Whenever a line below includes the string "bacteria", show it.

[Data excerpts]
--------
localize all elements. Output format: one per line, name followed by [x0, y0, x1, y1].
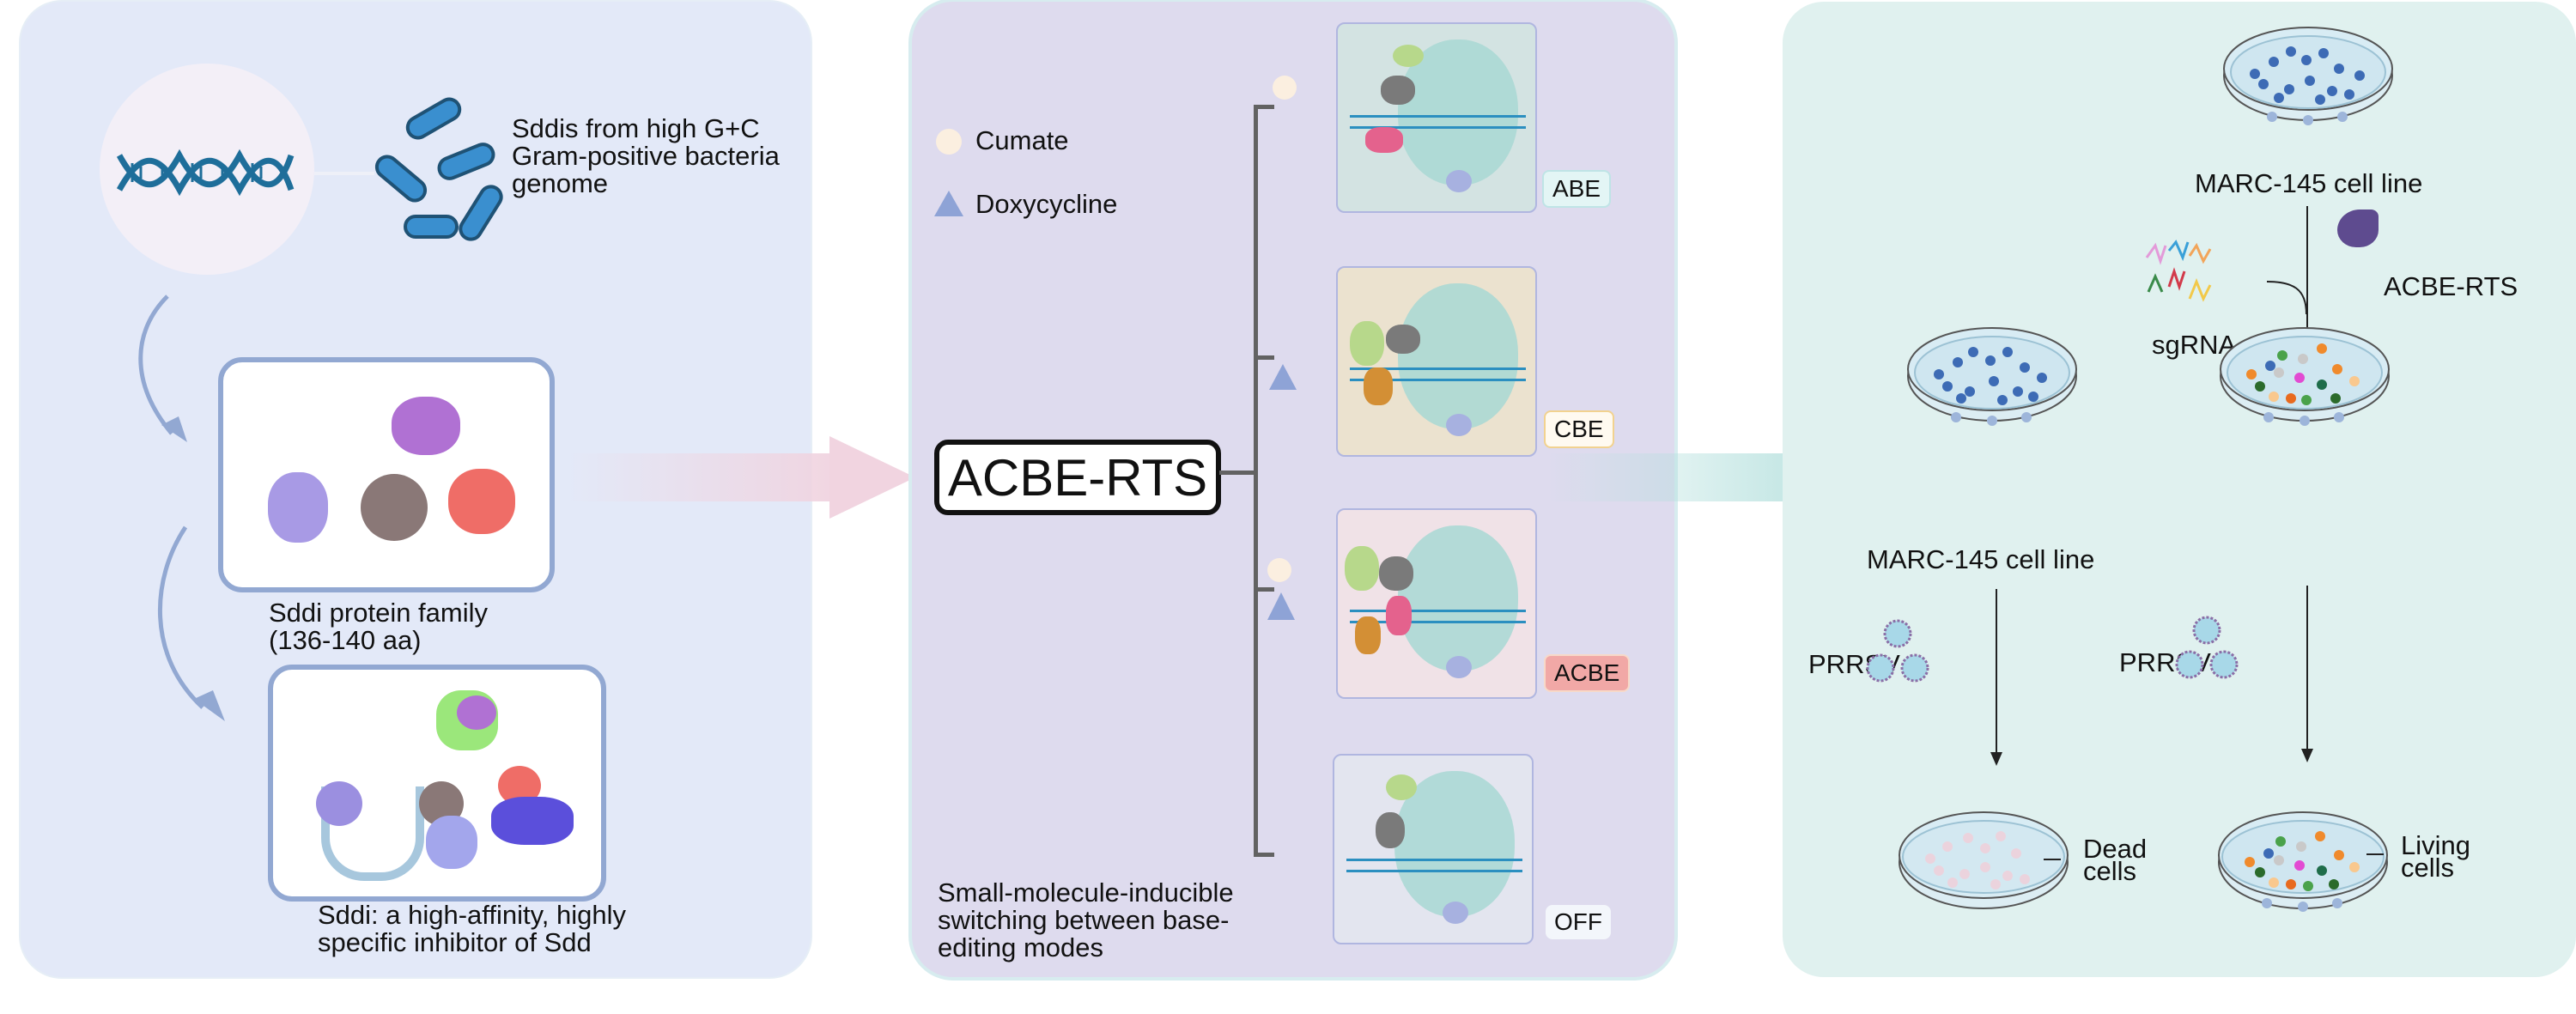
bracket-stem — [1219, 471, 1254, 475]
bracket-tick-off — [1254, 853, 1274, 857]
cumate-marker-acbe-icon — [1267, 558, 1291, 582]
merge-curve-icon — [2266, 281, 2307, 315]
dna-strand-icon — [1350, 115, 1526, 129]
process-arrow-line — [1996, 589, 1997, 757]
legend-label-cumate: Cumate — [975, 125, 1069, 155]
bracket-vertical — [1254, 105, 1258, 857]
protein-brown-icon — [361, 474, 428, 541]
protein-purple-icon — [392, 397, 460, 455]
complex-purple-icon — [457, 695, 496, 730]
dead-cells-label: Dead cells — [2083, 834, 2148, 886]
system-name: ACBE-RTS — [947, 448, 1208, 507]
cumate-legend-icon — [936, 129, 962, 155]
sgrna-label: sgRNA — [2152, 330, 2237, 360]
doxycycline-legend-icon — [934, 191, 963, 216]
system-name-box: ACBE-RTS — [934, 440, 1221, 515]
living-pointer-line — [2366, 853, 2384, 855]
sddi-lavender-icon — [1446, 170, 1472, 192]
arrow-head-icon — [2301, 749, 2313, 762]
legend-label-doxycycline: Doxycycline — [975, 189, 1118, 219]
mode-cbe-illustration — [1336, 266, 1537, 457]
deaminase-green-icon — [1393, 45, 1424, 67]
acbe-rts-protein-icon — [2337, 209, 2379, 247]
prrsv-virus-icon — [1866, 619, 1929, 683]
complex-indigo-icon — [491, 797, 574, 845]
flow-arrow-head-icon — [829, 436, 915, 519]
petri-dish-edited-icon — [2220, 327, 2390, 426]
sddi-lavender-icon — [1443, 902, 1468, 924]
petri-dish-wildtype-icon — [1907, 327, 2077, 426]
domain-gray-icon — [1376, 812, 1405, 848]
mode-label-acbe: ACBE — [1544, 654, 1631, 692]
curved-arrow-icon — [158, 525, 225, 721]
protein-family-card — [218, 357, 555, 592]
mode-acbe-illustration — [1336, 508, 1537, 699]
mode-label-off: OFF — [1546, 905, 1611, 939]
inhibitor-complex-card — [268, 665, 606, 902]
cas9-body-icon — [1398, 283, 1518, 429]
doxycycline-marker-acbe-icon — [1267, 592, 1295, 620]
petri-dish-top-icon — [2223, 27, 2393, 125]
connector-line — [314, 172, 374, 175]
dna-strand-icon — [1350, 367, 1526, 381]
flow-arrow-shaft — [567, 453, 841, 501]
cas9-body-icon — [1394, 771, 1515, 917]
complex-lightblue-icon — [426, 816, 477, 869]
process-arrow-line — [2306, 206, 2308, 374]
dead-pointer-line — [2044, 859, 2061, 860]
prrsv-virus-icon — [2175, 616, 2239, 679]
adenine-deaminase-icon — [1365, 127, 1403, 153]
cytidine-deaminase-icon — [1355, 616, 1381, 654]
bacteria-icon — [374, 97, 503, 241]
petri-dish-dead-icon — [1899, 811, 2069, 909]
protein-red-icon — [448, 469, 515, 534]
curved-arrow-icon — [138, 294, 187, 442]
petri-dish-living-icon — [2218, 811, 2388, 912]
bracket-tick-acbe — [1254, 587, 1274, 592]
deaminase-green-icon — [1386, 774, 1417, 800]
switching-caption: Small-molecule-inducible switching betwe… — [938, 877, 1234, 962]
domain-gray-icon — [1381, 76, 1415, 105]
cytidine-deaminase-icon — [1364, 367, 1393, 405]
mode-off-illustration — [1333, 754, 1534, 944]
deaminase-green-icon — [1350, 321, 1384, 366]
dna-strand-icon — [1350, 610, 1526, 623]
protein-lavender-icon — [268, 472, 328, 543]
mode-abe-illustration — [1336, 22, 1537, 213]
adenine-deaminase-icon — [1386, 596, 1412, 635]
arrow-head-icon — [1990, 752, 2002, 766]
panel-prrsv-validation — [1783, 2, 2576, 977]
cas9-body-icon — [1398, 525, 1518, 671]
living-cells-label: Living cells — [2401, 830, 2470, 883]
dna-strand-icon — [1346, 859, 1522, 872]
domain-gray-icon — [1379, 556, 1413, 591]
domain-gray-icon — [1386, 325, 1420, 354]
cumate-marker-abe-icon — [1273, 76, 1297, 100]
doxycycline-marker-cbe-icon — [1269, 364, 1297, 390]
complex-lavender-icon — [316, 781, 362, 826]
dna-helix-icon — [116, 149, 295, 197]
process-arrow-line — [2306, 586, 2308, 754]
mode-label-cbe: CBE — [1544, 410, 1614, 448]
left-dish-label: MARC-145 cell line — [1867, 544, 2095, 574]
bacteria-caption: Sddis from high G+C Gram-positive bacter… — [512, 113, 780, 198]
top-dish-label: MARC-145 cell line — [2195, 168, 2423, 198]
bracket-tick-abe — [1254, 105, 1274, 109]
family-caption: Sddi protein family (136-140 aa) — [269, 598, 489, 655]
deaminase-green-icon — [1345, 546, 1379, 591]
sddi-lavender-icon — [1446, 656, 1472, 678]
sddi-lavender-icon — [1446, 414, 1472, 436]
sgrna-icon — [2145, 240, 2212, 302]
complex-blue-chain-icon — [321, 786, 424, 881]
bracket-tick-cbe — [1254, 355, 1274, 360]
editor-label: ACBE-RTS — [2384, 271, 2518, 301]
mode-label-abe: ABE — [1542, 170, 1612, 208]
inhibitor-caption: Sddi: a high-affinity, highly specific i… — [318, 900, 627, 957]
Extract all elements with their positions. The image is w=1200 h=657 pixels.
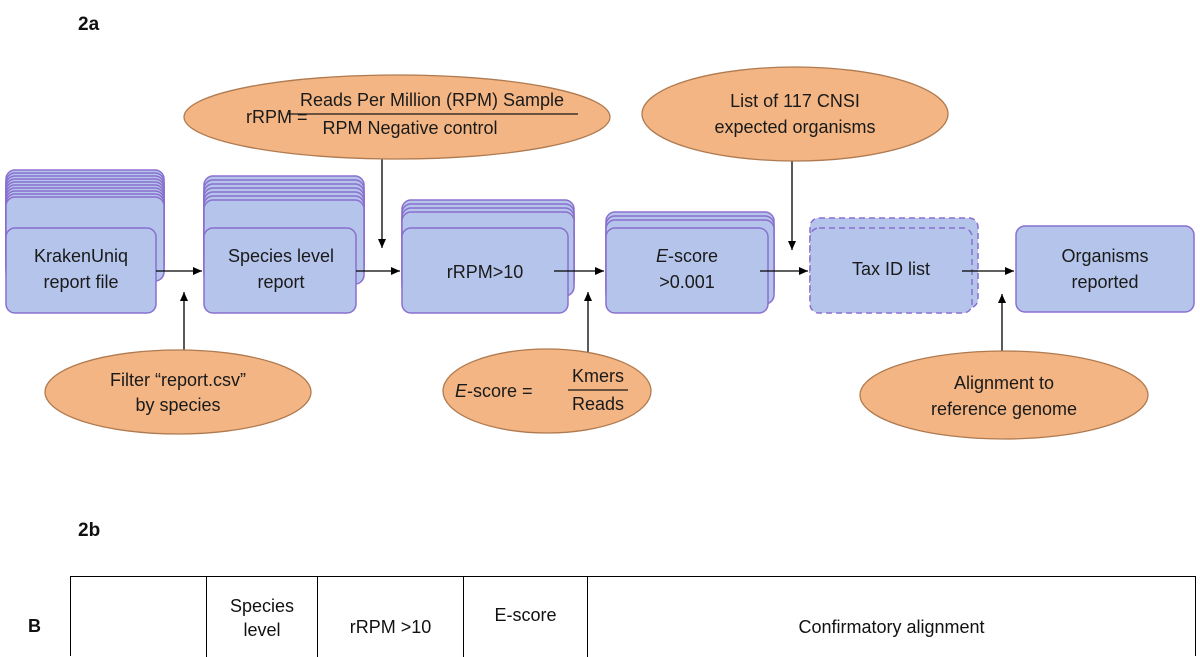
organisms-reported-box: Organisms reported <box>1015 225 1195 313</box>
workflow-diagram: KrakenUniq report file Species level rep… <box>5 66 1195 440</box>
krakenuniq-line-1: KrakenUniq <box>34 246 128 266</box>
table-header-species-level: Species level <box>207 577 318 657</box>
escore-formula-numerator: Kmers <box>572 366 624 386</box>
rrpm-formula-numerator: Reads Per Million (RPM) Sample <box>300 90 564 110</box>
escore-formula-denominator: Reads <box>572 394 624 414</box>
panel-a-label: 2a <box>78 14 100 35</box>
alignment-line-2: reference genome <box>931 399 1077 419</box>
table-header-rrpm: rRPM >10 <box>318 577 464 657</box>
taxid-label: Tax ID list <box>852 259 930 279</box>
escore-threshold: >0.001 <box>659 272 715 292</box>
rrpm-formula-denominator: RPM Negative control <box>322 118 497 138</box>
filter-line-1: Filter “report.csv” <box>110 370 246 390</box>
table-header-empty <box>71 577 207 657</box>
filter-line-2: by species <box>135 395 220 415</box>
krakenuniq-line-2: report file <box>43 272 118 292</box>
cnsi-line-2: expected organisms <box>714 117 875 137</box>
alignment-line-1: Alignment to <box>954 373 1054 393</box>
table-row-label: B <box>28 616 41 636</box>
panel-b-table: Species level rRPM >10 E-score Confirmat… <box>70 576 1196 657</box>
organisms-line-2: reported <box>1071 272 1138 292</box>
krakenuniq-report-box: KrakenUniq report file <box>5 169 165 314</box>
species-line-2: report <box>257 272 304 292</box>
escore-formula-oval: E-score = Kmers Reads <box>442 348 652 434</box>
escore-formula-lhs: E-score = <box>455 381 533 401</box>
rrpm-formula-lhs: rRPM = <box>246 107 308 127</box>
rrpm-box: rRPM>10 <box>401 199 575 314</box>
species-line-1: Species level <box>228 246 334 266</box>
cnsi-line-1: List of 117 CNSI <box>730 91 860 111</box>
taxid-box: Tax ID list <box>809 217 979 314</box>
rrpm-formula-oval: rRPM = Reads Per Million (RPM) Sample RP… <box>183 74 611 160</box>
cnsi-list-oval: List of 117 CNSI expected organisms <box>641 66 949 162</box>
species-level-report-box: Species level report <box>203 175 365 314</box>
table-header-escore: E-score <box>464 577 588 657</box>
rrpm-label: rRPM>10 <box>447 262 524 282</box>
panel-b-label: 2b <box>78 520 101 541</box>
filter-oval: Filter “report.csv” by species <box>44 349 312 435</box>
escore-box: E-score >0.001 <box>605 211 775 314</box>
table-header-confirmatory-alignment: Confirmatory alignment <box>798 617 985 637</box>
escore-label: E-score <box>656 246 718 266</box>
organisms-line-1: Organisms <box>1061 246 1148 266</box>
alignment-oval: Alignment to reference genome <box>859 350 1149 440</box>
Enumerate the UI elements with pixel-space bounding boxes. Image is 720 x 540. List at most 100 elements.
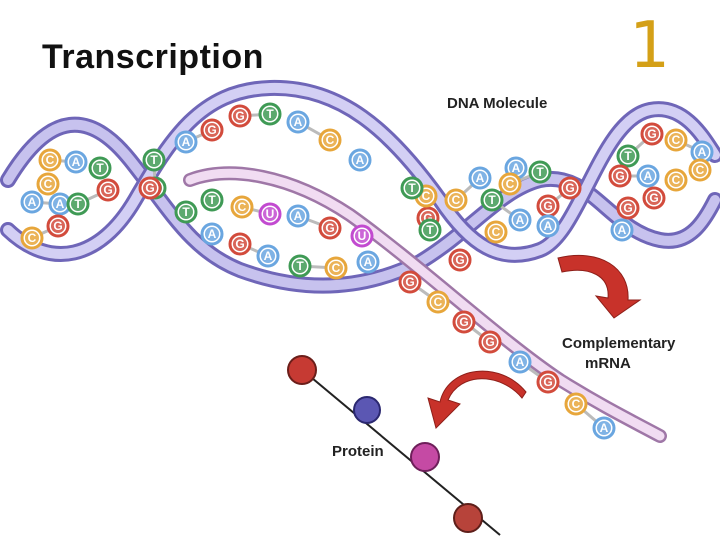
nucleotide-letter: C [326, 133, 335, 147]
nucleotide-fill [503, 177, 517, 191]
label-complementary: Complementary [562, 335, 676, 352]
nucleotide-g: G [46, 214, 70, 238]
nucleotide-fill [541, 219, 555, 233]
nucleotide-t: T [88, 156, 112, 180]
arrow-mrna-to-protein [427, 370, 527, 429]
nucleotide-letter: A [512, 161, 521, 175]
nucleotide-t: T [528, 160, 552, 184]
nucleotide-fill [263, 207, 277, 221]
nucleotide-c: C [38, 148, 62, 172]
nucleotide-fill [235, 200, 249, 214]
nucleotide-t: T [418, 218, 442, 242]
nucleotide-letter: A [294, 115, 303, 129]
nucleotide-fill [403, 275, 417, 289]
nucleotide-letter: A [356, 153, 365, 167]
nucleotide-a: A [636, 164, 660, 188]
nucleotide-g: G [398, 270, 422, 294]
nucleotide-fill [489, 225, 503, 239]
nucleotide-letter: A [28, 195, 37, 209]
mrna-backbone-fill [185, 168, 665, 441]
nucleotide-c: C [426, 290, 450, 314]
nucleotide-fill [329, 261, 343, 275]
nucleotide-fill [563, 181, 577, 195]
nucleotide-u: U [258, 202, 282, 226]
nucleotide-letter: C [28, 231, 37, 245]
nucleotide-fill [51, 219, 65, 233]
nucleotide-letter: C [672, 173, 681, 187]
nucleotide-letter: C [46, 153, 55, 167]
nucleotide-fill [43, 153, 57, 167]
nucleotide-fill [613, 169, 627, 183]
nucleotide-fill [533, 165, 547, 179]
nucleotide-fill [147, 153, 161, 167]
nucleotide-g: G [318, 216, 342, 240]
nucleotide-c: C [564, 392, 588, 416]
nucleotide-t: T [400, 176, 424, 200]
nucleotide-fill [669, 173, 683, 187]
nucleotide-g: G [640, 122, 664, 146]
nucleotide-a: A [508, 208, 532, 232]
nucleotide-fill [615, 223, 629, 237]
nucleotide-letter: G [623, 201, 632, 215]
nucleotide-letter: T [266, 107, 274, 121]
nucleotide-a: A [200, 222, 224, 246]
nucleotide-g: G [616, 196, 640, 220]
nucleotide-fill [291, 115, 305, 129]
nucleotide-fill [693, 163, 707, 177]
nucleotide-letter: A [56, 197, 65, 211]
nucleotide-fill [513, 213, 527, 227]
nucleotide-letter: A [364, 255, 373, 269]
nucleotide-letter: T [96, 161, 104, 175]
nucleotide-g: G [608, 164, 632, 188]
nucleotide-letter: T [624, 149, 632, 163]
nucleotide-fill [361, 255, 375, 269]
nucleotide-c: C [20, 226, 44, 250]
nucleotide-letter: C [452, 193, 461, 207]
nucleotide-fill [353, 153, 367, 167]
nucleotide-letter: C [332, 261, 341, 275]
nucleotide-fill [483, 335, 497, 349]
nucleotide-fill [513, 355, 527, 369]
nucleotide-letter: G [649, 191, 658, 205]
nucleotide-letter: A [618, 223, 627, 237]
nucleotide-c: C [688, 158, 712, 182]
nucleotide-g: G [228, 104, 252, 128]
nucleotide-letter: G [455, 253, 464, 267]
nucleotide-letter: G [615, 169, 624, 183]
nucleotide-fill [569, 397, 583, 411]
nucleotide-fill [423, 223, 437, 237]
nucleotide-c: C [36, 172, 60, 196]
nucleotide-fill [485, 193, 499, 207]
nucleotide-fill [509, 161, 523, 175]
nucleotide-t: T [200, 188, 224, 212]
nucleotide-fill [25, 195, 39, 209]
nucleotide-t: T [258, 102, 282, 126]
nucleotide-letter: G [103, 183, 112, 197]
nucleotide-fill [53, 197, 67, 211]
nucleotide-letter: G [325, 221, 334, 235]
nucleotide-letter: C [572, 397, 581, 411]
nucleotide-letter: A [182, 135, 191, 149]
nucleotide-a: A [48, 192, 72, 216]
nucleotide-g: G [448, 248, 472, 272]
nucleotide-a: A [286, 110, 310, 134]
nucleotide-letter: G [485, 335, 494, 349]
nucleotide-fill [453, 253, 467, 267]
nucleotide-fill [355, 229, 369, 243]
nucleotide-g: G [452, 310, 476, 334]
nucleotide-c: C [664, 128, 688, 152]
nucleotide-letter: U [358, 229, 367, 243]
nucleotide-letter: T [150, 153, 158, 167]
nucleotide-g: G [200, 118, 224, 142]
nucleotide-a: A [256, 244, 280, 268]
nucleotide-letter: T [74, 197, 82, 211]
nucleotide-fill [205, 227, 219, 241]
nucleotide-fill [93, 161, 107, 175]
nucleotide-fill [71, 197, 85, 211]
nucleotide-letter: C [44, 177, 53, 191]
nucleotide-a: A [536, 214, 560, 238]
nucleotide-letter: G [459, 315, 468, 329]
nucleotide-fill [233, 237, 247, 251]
--------
▶ **EXPECTED ANSWER**
bacteria-icon — [374, 97, 503, 241]
bacteria-caption: Sddis from high G+C Gram-positive bacter… — [512, 113, 780, 198]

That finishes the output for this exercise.